Please substitute "image" for "screenshot" in the records starting at the line containing "give me the" and ending at the line containing "legend-swatch-winter <box>924 350". Return only those lines, otherwise unchanged and without the pictures.

> Dataset content:
•••

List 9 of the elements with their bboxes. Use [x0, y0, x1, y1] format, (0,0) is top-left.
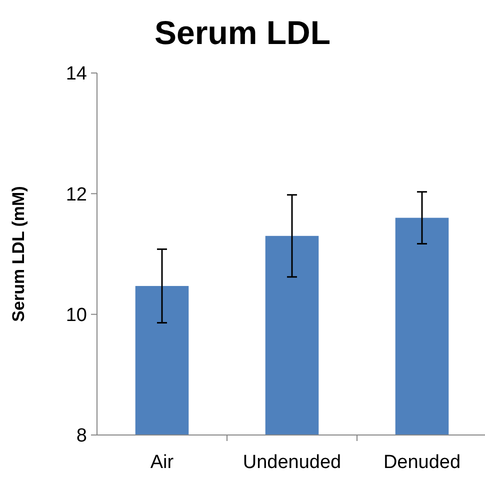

•••

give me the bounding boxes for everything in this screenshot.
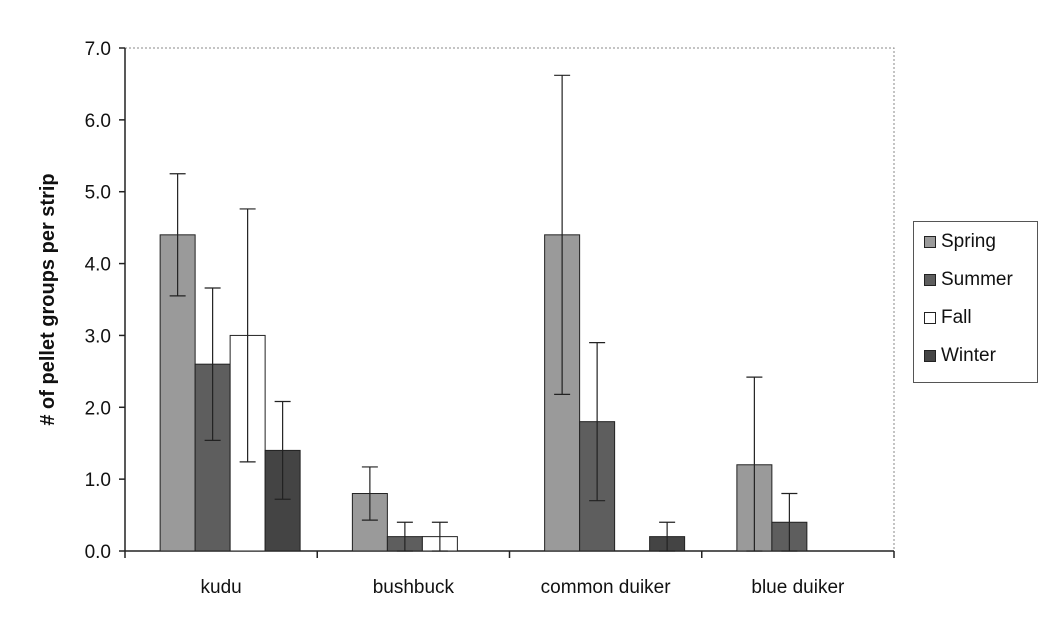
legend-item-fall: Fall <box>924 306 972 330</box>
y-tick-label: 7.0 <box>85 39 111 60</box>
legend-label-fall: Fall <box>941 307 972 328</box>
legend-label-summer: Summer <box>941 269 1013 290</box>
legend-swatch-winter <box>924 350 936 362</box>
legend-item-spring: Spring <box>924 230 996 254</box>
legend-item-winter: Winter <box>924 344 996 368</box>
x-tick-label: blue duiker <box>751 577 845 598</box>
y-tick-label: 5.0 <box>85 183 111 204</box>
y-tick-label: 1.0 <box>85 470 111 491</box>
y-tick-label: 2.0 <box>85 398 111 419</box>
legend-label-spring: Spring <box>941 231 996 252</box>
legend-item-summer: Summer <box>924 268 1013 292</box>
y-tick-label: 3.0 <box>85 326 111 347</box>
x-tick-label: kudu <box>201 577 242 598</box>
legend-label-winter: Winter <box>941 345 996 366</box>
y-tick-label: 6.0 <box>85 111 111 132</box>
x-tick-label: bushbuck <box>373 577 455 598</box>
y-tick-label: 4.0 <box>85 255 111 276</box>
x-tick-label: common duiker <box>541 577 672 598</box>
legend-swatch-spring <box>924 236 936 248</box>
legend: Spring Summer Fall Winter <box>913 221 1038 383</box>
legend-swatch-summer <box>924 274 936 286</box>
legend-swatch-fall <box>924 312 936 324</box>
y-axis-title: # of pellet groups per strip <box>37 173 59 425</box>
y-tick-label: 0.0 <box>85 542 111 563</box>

•••

> Answer for the task:
give me the bounding boxes for everything in this image.
legend-item-fall: Fall <box>924 306 972 330</box>
y-tick-label: 7.0 <box>85 39 111 60</box>
legend-label-fall: Fall <box>941 307 972 328</box>
legend-label-summer: Summer <box>941 269 1013 290</box>
legend-swatch-winter <box>924 350 936 362</box>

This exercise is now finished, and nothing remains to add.